WORK INSTRUCTIONS:
Count only the lines of the records that hold "kgBOD", then give the number without any other words.
______________________________
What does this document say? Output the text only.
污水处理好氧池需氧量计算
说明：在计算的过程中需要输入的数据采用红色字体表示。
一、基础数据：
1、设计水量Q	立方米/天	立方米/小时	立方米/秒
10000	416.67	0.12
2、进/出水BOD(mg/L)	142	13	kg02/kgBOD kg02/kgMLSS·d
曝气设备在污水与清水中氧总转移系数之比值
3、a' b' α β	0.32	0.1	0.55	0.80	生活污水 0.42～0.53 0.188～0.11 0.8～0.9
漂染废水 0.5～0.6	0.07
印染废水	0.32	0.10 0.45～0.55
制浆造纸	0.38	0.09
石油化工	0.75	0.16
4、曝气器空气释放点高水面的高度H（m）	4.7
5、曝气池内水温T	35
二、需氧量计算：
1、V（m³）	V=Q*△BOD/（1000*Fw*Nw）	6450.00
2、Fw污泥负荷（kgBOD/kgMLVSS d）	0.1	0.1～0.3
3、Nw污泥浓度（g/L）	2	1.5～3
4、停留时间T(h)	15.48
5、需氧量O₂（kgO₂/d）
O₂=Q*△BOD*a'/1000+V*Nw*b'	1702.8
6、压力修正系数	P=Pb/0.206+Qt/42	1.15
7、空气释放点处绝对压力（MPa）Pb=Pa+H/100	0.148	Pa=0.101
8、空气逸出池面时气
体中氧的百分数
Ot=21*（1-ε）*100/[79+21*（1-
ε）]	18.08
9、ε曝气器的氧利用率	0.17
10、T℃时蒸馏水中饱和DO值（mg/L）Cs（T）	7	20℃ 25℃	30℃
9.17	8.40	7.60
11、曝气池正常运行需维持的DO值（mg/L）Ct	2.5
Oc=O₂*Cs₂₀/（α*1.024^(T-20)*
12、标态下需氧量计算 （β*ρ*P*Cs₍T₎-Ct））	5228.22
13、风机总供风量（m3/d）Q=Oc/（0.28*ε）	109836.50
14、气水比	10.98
______________________________
REPLY:
2